[Your goal]:
Rewrite all of the lines below, swapping every "Proportion" for "Share" and leaving everything else unchanged.

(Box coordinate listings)
┌────────
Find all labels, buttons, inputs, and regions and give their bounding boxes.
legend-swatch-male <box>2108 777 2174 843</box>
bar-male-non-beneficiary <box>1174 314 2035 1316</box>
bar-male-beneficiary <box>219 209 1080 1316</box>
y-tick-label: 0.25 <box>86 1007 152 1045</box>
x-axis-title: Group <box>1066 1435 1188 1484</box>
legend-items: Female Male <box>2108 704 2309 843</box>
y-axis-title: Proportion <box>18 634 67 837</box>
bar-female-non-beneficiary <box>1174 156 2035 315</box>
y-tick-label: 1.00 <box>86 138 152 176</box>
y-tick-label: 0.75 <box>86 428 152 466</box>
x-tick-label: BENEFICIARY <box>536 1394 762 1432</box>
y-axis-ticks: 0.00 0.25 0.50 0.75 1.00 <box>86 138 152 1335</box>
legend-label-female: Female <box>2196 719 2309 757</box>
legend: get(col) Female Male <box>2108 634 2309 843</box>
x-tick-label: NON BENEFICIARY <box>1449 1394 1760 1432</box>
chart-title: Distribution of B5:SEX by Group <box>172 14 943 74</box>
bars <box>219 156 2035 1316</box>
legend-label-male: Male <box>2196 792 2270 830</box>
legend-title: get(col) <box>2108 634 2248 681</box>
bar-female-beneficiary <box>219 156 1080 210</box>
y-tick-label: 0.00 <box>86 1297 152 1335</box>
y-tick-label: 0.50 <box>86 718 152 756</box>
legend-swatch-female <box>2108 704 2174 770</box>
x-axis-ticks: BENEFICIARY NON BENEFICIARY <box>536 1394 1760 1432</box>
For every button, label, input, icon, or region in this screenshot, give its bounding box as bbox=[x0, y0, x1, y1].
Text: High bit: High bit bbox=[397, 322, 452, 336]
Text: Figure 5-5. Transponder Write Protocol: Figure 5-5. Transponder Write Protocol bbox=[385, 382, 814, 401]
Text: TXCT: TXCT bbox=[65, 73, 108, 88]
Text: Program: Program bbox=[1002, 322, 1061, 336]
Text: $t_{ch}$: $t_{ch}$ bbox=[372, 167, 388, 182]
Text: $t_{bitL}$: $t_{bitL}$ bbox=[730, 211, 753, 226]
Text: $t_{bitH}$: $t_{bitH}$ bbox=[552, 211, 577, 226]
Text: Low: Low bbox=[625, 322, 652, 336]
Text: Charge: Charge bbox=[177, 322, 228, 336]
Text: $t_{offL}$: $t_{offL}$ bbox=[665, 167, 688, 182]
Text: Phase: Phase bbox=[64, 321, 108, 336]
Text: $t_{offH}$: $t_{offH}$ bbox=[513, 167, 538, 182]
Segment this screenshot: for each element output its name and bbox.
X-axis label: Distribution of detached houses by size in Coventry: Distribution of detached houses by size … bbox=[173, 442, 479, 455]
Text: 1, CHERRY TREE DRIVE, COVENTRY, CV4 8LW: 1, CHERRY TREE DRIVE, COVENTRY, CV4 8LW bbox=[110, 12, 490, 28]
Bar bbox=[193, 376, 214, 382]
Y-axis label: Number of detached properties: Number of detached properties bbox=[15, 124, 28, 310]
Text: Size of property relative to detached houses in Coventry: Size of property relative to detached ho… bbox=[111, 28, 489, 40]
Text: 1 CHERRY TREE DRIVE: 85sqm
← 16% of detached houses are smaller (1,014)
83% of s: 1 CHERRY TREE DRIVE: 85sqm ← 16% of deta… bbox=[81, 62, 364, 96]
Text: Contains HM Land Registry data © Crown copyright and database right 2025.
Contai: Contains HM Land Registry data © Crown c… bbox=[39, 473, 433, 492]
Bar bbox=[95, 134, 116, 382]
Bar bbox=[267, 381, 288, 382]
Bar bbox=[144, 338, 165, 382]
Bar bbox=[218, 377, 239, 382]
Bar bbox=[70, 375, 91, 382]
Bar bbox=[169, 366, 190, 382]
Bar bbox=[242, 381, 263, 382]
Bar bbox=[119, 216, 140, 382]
└────────
[Task answer]:
Find all labels, buttons, inputs, and regions and give their bounding boxes.
legend-swatch-male <box>2108 777 2174 843</box>
bar-male-non-beneficiary <box>1174 314 2035 1316</box>
bar-male-beneficiary <box>219 209 1080 1316</box>
y-tick-label: 0.25 <box>86 1007 152 1045</box>
x-axis-title: Group <box>1066 1435 1188 1484</box>
legend-items: Female Male <box>2108 704 2309 843</box>
y-axis-title: Share <box>18 634 67 837</box>
bar-female-non-beneficiary <box>1174 156 2035 315</box>
y-tick-label: 1.00 <box>86 138 152 176</box>
y-tick-label: 0.75 <box>86 428 152 466</box>
x-tick-label: BENEFICIARY <box>536 1394 762 1432</box>
y-axis-ticks: 0.00 0.25 0.50 0.75 1.00 <box>86 138 152 1335</box>
legend-label-female: Female <box>2196 719 2309 757</box>
legend: get(col) Female Male <box>2108 634 2309 843</box>
x-tick-label: NON BENEFICIARY <box>1449 1394 1760 1432</box>
chart-title: Distribution of B5:SEX by Group <box>172 14 943 74</box>
bars <box>219 156 2035 1316</box>
legend-label-male: Male <box>2196 792 2270 830</box>
legend-title: get(col) <box>2108 634 2248 681</box>
bar-female-beneficiary <box>219 156 1080 210</box>
y-tick-label: 0.00 <box>86 1297 152 1335</box>
y-tick-label: 0.50 <box>86 718 152 756</box>
legend-swatch-female <box>2108 704 2174 770</box>
x-axis-ticks: BENEFICIARY NON BENEFICIARY <box>536 1394 1760 1432</box>
For every button, label, input, icon, or region in this screenshot, give its bounding box as bbox=[x0, y0, x1, y1].
Text: High bit: High bit bbox=[397, 322, 452, 336]
Text: Figure 5-5. Transponder Write Protocol: Figure 5-5. Transponder Write Protocol bbox=[385, 382, 814, 401]
Text: TXCT: TXCT bbox=[65, 73, 108, 88]
Text: Program: Program bbox=[1002, 322, 1061, 336]
Text: $t_{ch}$: $t_{ch}$ bbox=[372, 167, 388, 182]
Text: $t_{bitL}$: $t_{bitL}$ bbox=[730, 211, 753, 226]
Text: $t_{bitH}$: $t_{bitH}$ bbox=[552, 211, 577, 226]
Text: Low: Low bbox=[625, 322, 652, 336]
Text: Charge: Charge bbox=[177, 322, 228, 336]
Text: $t_{offL}$: $t_{offL}$ bbox=[665, 167, 688, 182]
Text: Phase: Phase bbox=[64, 321, 108, 336]
Text: $t_{offH}$: $t_{offH}$ bbox=[513, 167, 538, 182]
Segment this screenshot: for each element output its name and bbox.
X-axis label: Distribution of detached houses by size in Coventry: Distribution of detached houses by size … bbox=[173, 442, 479, 455]
Text: 1, CHERRY TREE DRIVE, COVENTRY, CV4 8LW: 1, CHERRY TREE DRIVE, COVENTRY, CV4 8LW bbox=[110, 12, 490, 28]
Bar bbox=[193, 376, 214, 382]
Y-axis label: Number of detached properties: Number of detached properties bbox=[15, 124, 28, 310]
Text: Size of property relative to detached houses in Coventry: Size of property relative to detached ho… bbox=[111, 28, 489, 40]
Text: 1 CHERRY TREE DRIVE: 85sqm
← 16% of detached houses are smaller (1,014)
83% of s: 1 CHERRY TREE DRIVE: 85sqm ← 16% of deta… bbox=[81, 62, 364, 96]
Text: Contains HM Land Registry data © Crown copyright and database right 2025.
Contai: Contains HM Land Registry data © Crown c… bbox=[39, 473, 433, 492]
Bar bbox=[95, 134, 116, 382]
Bar bbox=[267, 381, 288, 382]
Bar bbox=[144, 338, 165, 382]
Bar bbox=[218, 377, 239, 382]
Bar bbox=[70, 375, 91, 382]
Bar bbox=[169, 366, 190, 382]
Bar bbox=[242, 381, 263, 382]
Bar bbox=[119, 216, 140, 382]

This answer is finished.